Dataset items:
+===+

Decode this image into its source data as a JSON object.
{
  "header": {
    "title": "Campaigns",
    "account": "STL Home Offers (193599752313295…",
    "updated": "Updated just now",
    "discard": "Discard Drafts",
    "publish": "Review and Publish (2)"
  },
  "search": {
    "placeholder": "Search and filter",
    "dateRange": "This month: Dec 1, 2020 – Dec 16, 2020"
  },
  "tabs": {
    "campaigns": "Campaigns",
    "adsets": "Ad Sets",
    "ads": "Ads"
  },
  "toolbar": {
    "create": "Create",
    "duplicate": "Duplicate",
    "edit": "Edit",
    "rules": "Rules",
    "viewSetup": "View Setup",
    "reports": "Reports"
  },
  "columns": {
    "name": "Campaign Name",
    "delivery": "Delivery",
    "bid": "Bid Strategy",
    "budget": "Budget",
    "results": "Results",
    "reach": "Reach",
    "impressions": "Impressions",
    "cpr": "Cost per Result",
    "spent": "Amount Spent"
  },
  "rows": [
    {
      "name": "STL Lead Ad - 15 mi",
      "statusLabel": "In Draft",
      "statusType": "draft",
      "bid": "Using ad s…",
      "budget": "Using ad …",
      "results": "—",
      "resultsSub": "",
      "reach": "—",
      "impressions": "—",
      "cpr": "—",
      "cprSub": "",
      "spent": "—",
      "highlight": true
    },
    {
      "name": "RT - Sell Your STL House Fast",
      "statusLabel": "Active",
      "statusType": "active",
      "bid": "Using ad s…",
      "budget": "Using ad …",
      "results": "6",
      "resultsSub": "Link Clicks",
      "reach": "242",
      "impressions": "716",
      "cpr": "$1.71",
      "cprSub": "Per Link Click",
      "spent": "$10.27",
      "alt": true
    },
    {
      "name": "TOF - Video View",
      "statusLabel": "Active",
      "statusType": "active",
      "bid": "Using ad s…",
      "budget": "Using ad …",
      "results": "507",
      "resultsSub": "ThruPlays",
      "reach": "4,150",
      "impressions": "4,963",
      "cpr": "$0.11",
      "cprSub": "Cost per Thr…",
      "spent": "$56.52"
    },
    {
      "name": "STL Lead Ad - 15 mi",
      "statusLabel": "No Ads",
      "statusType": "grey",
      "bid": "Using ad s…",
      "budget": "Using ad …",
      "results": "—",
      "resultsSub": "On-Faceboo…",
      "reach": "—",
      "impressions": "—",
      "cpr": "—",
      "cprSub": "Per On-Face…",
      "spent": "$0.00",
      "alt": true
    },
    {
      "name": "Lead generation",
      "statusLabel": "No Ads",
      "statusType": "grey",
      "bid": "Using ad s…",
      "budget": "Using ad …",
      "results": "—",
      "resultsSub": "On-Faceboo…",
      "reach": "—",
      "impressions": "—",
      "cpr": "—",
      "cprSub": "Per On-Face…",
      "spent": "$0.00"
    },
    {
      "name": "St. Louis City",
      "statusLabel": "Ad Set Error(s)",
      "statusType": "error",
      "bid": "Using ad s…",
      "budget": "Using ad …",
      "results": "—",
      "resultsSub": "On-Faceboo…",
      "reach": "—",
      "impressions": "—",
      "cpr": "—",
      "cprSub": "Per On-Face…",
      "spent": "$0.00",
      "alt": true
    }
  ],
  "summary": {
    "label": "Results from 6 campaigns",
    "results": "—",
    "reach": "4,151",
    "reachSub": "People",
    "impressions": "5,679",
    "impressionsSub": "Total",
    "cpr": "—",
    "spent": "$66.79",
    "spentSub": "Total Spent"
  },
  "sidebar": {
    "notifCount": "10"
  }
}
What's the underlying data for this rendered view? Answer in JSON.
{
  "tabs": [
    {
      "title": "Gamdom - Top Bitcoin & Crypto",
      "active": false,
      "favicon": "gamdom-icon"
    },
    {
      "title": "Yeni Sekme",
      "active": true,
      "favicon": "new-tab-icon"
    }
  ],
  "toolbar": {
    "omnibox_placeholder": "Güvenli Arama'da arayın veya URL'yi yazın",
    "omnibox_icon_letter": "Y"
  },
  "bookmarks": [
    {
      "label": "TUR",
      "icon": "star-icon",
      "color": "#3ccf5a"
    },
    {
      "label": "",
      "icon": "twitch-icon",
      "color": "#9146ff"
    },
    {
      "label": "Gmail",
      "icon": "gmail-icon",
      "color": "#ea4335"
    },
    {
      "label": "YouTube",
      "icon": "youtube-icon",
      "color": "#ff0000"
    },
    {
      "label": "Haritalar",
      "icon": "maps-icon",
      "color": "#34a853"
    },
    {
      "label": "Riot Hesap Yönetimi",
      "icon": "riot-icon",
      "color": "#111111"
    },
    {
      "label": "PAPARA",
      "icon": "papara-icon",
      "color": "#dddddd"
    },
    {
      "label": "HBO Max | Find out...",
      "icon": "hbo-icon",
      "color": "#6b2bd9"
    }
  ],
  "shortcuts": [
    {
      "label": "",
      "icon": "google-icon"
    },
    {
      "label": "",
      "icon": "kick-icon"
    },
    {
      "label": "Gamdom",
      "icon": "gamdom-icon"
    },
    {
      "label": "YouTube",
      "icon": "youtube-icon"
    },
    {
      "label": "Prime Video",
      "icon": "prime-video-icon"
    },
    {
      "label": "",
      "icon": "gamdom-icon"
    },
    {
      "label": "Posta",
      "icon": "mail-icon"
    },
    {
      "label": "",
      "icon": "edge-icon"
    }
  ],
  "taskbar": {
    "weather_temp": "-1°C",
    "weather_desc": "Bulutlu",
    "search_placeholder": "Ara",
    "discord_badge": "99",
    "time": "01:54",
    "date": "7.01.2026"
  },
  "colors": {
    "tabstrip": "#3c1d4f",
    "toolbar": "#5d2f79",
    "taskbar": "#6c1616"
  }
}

+===+

> **What you will do**
Identify which lines contain the word "Cost" and copy each one.

> **Exercise response**
    "cpr": "Cost per Result",
      "cprSub": "Cost per Thr…",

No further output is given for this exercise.